## WRITTEN REQUEST
Reproduce the listing below without changes, except that pictures are left out.

────────────────────────────────────────

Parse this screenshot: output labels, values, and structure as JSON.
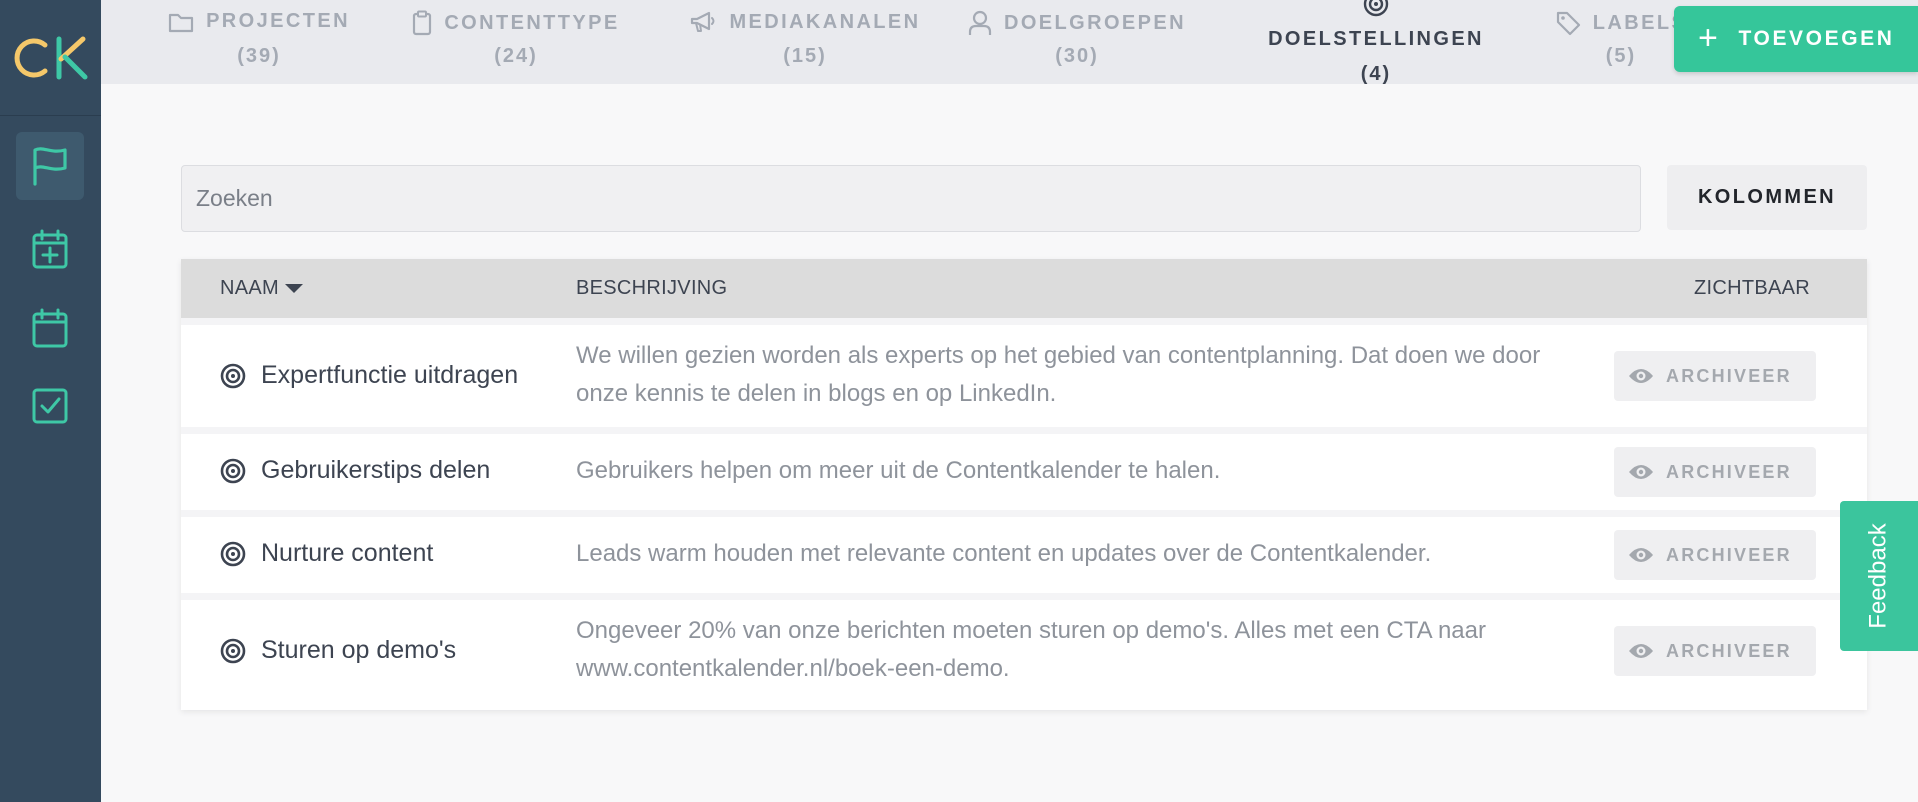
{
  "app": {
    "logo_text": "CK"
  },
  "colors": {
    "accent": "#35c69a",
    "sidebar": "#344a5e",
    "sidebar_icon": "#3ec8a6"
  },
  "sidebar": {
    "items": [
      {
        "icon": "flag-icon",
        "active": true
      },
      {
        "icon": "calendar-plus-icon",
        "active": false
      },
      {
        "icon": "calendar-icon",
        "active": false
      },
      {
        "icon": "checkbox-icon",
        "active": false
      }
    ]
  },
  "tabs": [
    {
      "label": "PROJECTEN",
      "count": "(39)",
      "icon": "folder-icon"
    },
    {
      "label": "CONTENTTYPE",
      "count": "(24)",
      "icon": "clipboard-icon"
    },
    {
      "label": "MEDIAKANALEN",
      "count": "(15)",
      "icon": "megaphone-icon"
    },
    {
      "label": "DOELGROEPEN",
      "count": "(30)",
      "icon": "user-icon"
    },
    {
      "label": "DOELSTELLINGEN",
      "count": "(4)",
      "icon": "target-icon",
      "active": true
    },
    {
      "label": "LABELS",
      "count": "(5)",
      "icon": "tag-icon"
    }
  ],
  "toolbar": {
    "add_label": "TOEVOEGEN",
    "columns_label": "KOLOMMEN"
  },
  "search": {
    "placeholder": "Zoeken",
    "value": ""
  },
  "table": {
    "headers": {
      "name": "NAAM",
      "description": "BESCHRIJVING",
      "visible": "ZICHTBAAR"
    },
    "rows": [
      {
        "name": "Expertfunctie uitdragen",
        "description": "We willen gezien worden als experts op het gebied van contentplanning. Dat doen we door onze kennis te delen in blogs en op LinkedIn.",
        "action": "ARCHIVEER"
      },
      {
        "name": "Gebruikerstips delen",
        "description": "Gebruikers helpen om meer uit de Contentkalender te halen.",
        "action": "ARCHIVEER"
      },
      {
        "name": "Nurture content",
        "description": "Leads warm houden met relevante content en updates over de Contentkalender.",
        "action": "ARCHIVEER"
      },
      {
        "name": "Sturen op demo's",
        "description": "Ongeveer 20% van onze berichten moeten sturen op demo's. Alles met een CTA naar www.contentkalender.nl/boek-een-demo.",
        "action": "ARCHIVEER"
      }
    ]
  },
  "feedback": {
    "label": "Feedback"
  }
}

────────────────────────────────────────

## THE RESULT
Parse this screenshot: output labels, values, and structure as JSON.
{
  "app": {
    "logo_text": "CK"
  },
  "colors": {
    "accent": "#35c69a",
    "sidebar": "#344a5e",
    "sidebar_icon": "#3ec8a6"
  },
  "sidebar": {
    "items": [
      {
        "icon": "flag-icon",
        "active": true
      },
      {
        "icon": "calendar-plus-icon",
        "active": false
      },
      {
        "icon": "calendar-icon",
        "active": false
      },
      {
        "icon": "checkbox-icon",
        "active": false
      }
    ]
  },
  "tabs": [
    {
      "label": "PROJECTEN",
      "count": "(39)",
      "icon": "folder-icon"
    },
    {
      "label": "CONTENTTYPE",
      "count": "(24)",
      "icon": "clipboard-icon"
    },
    {
      "label": "MEDIAKANALEN",
      "count": "(15)",
      "icon": "megaphone-icon"
    },
    {
      "label": "DOELGROEPEN",
      "count": "(30)",
      "icon": "user-icon"
    },
    {
      "label": "DOELSTELLINGEN",
      "count": "(4)",
      "icon": "target-icon",
      "active": true
    },
    {
      "label": "LABELS",
      "count": "(5)",
      "icon": "tag-icon"
    }
  ],
  "toolbar": {
    "add_label": "TOEVOEGEN",
    "columns_label": "KOLOMMEN"
  },
  "search": {
    "placeholder": "Zoeken",
    "value": ""
  },
  "table": {
    "headers": {
      "name": "NAAM",
      "description": "BESCHRIJVING",
      "visible": "ZICHTBAAR"
    },
    "rows": [
      {
        "name": "Expertfunctie uitdragen",
        "description": "We willen gezien worden als experts op het gebied van contentplanning. Dat doen we door onze kennis te delen in blogs en op LinkedIn.",
        "action": "ARCHIVEER"
      },
      {
        "name": "Gebruikerstips delen",
        "description": "Gebruikers helpen om meer uit de Contentkalender te halen.",
        "action": "ARCHIVEER"
      },
      {
        "name": "Nurture content",
        "description": "Leads warm houden met relevante content en updates over de Contentkalender.",
        "action": "ARCHIVEER"
      },
      {
        "name": "Sturen op demo's",
        "description": "Ongeveer 20% van onze berichten moeten sturen op demo's. Alles met een CTA naar www.contentkalender.nl/boek-een-demo.",
        "action": "ARCHIVEER"
      }
    ]
  },
  "feedback": {
    "label": "Feedback"
  }
}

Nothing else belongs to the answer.